[Chart and figure data]
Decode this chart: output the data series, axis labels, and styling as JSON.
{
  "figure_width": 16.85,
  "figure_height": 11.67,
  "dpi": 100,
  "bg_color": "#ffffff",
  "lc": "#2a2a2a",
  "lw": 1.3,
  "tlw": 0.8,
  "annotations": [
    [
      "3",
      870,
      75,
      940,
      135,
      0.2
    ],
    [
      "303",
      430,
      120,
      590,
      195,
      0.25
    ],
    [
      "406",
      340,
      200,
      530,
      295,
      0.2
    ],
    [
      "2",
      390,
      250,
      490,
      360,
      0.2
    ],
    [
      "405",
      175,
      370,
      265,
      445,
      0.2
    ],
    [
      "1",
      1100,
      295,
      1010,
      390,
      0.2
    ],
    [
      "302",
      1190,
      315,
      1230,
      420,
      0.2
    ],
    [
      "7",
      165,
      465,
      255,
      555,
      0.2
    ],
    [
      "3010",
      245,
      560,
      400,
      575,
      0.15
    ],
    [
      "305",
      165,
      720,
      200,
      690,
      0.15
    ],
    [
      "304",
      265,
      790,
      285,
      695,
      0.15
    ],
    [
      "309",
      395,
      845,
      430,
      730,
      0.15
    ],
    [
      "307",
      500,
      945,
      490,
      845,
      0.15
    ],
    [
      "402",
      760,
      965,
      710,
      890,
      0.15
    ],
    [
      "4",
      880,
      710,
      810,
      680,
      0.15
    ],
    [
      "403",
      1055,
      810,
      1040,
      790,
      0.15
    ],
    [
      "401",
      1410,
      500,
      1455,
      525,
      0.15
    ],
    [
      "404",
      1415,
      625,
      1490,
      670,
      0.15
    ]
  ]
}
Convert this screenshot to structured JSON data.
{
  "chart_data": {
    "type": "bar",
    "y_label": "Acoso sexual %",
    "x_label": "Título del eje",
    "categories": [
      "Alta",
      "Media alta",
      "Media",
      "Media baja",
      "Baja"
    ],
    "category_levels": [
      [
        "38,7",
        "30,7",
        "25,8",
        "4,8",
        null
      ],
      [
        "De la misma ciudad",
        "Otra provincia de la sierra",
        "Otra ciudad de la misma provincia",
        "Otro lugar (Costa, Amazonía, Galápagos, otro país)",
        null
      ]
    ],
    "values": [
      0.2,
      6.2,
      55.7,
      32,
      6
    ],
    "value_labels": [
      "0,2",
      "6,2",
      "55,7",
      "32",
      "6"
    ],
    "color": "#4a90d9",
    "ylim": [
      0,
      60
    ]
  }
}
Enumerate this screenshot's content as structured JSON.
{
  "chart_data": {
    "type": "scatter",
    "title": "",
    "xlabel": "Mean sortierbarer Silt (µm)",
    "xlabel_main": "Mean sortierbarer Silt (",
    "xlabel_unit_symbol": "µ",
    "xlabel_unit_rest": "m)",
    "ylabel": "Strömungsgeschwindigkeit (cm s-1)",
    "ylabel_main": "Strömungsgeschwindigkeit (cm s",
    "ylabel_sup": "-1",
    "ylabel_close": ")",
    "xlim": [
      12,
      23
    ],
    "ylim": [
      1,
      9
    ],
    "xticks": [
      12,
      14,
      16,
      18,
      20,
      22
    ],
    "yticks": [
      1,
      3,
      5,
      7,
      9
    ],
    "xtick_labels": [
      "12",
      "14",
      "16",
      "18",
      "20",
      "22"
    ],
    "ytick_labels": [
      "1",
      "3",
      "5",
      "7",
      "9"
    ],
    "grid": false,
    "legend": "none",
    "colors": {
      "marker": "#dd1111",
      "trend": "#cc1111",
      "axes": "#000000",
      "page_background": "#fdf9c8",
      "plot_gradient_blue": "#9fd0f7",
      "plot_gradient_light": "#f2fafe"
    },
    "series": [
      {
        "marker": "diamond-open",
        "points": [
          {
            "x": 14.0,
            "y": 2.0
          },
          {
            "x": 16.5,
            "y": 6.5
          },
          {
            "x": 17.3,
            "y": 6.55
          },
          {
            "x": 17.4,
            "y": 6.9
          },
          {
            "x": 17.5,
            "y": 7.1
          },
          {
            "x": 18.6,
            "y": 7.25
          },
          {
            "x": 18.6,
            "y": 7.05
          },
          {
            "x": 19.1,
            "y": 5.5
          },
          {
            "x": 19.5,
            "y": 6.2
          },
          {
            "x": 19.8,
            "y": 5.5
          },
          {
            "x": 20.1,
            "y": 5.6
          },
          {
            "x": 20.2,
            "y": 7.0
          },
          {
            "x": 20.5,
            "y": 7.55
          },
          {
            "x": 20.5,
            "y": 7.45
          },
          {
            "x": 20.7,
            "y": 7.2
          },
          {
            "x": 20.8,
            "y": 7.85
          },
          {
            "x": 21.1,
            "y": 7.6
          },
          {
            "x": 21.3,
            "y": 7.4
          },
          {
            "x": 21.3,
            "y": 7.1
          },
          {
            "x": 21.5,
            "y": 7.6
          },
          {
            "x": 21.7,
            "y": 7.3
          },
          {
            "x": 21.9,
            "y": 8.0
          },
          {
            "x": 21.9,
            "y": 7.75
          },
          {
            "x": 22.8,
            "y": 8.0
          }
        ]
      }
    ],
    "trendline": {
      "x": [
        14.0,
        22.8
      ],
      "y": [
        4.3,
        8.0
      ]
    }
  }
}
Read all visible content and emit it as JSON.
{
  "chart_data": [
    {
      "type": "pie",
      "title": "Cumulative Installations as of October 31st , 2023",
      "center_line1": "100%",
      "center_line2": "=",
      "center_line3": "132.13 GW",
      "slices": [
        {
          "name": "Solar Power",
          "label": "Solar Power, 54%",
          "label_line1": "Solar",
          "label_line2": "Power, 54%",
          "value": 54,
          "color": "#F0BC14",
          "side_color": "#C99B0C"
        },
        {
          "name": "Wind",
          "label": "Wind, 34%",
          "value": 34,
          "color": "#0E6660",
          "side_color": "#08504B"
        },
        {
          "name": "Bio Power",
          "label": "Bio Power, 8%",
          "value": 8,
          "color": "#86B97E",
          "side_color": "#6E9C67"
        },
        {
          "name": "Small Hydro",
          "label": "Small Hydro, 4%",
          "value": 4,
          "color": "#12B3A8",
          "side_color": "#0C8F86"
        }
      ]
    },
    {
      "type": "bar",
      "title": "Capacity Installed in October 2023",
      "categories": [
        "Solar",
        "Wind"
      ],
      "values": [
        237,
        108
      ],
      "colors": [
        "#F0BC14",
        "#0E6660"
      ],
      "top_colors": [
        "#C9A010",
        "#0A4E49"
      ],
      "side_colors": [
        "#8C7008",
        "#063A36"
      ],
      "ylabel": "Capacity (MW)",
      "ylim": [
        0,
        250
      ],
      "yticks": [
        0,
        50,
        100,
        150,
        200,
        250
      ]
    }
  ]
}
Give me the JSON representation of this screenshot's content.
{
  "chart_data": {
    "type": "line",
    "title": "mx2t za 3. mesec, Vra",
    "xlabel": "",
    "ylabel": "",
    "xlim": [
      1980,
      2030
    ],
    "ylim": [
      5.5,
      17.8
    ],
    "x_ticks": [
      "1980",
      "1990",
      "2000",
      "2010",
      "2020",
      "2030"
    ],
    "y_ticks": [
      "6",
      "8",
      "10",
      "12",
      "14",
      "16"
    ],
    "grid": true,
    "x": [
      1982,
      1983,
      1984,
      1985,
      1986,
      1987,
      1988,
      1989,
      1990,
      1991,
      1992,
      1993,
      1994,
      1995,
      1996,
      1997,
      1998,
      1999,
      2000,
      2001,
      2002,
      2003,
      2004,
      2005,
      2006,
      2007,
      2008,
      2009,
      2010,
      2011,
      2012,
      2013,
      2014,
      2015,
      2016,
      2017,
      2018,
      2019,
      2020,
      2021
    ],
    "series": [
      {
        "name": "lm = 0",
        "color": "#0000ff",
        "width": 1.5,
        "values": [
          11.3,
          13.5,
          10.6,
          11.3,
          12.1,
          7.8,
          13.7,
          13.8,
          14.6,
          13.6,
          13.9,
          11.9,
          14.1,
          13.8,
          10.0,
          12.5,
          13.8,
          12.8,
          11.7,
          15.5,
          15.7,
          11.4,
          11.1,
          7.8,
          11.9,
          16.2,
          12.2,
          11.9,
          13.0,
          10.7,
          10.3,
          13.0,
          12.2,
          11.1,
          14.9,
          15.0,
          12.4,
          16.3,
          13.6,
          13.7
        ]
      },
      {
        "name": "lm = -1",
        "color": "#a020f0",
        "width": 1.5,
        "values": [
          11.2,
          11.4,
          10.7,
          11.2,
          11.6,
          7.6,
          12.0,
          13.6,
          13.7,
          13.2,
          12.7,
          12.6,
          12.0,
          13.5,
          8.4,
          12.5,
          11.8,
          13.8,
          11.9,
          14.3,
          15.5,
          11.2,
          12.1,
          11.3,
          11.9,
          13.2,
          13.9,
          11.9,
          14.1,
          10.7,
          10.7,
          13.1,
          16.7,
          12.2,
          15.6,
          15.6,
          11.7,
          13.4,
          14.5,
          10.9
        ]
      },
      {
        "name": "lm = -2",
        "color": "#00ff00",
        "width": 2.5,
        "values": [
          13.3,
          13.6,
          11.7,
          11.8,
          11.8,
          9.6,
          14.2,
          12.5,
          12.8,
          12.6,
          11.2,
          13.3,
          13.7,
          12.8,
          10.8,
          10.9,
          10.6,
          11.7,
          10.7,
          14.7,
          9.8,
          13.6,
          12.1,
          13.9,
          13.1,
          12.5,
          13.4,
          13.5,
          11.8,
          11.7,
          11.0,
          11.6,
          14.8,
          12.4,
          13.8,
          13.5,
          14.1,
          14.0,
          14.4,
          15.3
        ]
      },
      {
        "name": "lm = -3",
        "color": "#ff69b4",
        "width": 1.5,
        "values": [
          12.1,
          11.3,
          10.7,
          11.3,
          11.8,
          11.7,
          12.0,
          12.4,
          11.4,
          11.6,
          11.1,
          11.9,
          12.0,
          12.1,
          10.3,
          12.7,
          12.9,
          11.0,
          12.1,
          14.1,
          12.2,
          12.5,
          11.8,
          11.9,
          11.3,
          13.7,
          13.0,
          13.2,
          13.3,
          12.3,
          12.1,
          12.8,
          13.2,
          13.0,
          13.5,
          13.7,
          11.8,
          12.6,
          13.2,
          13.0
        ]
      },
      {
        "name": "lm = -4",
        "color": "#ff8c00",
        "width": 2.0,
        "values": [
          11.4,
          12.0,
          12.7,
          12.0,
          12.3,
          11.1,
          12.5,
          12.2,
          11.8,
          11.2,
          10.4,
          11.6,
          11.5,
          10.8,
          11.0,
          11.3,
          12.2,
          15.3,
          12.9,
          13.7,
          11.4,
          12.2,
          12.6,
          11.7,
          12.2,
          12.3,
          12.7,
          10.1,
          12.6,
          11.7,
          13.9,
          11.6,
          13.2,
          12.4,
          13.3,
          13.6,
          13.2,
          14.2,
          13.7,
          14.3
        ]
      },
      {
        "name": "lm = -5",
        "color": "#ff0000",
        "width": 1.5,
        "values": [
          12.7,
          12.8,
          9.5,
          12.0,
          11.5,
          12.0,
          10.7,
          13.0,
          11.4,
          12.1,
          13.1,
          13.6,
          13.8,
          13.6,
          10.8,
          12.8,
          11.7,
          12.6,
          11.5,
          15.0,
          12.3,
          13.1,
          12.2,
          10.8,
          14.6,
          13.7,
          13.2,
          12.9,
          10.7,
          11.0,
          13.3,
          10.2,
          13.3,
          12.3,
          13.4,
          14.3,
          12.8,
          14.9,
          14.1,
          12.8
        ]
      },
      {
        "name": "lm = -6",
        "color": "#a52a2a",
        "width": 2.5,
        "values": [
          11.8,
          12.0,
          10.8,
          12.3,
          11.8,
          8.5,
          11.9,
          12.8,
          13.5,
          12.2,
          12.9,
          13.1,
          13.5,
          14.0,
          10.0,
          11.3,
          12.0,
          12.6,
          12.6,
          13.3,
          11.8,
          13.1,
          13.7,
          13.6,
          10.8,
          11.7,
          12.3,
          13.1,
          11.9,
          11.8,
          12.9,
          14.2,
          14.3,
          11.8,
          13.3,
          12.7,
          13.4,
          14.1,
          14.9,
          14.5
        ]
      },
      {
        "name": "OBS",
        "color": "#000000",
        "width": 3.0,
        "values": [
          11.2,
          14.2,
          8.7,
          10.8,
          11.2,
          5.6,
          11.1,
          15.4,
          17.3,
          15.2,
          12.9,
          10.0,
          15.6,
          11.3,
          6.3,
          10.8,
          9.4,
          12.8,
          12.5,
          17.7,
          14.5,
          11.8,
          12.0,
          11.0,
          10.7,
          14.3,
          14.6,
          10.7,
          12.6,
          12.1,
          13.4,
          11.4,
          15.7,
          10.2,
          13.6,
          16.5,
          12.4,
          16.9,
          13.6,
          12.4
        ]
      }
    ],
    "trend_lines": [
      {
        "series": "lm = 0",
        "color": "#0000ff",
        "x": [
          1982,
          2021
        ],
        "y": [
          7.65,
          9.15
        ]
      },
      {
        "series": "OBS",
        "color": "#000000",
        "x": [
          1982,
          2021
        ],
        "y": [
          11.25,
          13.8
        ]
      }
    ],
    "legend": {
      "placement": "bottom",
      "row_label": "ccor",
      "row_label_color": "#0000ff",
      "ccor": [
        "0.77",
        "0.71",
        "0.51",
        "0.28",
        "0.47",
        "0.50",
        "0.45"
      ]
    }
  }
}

> [WORK TO DO]:
From the data above, count the lines where "screenshot" occurs and give that figure and nothing else.

> [COMPLETE RESPONSE]:
3